*Objective*: Copy whichever lines contain the string "صورتی".

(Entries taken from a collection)
** START **

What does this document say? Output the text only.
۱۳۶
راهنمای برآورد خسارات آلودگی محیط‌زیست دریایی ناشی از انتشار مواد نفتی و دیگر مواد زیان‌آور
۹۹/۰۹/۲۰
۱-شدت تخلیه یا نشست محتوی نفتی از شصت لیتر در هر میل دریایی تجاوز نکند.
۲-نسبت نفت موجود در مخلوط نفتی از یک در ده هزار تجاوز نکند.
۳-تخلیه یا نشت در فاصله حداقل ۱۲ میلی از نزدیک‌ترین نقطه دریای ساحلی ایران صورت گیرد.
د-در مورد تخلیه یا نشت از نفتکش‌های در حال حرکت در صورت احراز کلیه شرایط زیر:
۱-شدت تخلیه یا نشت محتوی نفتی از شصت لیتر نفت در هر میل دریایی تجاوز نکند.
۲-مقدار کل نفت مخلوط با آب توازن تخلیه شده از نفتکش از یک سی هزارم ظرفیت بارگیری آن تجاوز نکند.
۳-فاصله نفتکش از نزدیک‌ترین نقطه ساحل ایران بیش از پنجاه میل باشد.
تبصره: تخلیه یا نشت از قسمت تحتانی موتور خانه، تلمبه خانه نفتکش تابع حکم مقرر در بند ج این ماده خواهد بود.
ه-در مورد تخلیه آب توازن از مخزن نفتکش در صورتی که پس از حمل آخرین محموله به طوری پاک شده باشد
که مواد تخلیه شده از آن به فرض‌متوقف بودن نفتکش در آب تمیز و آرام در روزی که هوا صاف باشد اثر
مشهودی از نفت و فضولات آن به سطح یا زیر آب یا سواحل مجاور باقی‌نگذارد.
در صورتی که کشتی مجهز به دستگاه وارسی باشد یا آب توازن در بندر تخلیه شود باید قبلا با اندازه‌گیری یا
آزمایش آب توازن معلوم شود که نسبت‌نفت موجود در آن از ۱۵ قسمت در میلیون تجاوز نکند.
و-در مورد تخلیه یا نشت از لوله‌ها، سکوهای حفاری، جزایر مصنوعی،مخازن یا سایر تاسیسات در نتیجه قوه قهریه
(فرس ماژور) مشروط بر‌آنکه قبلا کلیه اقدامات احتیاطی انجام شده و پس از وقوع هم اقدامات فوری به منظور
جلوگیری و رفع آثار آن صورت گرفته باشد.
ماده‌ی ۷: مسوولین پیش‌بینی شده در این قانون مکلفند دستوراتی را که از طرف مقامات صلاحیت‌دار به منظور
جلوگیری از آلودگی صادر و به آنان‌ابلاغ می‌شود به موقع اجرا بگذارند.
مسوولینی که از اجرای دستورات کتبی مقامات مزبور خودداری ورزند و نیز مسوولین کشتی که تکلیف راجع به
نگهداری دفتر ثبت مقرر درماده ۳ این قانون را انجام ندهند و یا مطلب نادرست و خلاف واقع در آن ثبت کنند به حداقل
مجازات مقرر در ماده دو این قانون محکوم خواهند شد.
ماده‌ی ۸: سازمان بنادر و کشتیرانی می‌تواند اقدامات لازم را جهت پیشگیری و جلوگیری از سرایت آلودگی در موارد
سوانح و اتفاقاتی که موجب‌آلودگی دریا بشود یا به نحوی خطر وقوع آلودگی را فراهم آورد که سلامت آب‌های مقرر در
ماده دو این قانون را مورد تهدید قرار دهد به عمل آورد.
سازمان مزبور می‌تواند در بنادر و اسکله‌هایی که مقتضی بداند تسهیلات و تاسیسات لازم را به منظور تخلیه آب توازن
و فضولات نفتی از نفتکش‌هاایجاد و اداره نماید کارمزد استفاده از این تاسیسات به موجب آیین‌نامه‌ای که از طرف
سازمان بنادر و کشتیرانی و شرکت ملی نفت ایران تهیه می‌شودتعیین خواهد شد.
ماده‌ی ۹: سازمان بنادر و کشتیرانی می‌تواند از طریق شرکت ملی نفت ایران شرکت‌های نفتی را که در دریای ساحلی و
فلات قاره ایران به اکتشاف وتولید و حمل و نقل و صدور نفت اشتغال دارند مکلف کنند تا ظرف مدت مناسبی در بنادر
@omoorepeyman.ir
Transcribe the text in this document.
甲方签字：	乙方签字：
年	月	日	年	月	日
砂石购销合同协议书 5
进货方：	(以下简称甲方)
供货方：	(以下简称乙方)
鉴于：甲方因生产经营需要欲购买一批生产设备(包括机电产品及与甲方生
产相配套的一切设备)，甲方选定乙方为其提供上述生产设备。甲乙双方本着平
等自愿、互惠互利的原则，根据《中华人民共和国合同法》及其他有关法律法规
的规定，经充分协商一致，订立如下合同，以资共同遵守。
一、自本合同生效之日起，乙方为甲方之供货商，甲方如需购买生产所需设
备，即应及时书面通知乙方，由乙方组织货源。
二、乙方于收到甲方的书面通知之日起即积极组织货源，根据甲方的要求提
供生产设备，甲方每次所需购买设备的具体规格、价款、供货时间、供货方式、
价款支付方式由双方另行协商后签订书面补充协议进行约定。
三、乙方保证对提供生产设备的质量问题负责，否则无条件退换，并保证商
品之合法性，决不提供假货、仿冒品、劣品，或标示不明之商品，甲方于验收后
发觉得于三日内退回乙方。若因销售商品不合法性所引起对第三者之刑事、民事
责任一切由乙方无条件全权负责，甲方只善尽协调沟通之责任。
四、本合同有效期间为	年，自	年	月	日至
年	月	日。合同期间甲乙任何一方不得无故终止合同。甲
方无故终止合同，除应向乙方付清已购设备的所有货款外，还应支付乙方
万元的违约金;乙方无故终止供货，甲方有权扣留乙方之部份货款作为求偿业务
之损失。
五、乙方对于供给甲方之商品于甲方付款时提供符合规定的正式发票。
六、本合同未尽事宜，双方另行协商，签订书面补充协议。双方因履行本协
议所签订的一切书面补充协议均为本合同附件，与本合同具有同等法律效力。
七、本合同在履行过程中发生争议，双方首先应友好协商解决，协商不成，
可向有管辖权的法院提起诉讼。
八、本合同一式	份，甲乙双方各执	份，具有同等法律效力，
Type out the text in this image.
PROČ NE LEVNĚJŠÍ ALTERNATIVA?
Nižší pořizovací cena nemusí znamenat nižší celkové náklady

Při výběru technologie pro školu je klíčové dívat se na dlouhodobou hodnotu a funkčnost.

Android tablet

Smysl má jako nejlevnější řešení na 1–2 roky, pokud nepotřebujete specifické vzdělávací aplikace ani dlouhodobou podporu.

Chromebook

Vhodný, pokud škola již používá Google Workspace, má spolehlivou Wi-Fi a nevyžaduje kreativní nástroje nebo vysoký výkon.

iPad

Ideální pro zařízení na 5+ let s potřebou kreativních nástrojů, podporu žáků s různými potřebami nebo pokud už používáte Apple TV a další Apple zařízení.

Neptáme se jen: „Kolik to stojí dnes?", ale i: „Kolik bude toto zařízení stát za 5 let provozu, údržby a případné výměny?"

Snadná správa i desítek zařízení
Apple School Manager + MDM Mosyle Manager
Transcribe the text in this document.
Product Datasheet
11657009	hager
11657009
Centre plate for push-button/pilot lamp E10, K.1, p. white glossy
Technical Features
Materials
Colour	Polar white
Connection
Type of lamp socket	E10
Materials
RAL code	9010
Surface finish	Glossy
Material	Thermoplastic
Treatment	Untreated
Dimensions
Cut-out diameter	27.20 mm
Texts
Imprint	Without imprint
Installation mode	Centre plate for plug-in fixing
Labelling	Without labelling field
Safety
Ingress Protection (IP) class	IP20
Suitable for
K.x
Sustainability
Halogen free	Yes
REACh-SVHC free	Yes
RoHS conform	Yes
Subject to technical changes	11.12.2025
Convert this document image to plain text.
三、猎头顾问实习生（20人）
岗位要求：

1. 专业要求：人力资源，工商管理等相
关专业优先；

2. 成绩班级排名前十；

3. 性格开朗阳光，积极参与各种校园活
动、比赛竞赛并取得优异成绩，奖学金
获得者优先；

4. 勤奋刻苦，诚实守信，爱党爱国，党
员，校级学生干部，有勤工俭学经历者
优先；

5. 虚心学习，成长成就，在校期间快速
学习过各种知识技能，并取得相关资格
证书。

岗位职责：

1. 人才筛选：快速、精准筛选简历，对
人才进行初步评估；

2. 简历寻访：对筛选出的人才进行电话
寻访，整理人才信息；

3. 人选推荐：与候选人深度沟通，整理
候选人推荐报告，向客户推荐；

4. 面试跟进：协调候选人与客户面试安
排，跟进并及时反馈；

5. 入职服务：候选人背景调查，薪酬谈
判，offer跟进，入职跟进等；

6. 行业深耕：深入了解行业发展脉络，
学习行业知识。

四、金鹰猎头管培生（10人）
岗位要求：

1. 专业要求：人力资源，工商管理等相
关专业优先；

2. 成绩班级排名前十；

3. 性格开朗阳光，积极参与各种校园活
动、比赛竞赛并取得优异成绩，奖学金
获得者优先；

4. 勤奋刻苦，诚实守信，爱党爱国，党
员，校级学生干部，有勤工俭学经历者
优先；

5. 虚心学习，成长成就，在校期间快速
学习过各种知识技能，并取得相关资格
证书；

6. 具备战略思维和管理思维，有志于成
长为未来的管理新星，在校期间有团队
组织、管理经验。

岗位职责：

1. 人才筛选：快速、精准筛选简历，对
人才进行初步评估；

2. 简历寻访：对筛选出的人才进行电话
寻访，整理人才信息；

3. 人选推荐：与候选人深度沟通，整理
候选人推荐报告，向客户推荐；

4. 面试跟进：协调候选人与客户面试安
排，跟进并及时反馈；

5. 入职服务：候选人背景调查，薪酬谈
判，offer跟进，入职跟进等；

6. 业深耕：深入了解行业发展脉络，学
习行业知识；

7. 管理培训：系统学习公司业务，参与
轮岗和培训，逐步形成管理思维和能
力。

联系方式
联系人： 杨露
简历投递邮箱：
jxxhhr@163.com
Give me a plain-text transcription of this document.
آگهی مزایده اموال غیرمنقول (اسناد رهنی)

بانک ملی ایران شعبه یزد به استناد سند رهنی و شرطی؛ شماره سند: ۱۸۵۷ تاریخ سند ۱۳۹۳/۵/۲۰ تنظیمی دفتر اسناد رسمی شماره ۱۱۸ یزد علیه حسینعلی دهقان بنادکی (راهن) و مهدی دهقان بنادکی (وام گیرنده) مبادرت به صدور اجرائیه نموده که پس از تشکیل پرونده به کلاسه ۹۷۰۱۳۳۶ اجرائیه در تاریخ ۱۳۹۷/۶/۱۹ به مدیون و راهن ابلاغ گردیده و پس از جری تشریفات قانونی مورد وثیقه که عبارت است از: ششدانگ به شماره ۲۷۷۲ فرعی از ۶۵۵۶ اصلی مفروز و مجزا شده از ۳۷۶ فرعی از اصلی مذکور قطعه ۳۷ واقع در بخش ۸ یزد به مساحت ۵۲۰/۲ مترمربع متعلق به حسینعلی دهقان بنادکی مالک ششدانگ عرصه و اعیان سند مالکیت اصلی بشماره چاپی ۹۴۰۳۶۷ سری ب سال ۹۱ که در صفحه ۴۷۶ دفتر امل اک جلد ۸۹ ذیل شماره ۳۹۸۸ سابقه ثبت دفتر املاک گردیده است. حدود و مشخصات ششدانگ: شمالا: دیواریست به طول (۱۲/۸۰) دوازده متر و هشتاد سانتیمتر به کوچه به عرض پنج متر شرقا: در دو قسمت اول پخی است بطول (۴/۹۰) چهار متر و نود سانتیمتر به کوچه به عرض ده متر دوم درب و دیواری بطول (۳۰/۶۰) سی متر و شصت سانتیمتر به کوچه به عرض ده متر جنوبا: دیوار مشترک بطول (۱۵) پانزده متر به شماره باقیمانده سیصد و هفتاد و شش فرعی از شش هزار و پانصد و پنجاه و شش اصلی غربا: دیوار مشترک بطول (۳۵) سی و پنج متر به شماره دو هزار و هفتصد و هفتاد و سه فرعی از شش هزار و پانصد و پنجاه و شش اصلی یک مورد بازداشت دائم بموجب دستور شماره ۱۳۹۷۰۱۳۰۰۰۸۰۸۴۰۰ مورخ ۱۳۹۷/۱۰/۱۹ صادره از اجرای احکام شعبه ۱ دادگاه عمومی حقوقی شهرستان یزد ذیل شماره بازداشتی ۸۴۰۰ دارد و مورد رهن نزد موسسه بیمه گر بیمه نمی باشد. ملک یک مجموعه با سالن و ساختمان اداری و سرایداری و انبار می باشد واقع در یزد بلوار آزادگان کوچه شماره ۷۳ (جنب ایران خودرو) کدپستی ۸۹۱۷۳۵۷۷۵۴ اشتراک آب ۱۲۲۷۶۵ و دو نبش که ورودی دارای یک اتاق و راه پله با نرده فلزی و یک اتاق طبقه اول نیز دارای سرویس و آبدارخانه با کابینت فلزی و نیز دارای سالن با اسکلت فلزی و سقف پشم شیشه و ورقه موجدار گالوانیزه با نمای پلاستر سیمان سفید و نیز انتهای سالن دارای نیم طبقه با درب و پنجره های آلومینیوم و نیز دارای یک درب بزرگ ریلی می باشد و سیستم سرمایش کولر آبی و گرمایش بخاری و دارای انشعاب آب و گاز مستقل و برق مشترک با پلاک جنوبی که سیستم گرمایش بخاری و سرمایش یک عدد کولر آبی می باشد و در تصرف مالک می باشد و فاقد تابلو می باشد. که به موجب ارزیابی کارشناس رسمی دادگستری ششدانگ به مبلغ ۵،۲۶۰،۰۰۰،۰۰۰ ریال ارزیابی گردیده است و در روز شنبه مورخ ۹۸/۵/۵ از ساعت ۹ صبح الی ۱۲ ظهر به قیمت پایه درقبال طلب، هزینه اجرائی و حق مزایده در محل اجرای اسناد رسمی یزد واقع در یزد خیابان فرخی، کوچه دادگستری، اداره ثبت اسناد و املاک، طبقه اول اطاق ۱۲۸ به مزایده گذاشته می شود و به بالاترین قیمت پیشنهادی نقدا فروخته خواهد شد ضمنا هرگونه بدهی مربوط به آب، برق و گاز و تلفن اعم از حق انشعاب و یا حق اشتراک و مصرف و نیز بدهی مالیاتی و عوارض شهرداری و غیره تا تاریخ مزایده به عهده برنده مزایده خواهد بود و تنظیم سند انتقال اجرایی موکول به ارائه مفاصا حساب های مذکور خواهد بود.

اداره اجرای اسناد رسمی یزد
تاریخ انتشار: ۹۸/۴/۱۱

** END **

*Answer to this exercise*:
ه-در مورد تخلیه آب توازن از مخزن نفتکش در صورتی که پس از حمل آخرین محموله به طوری پاک شده باشد
در صورتی که کشتی مجهز به دستگاه وارسی باشد یا آب توازن در بندر تخلیه شود باید قبلا با اندازه‌گیری یا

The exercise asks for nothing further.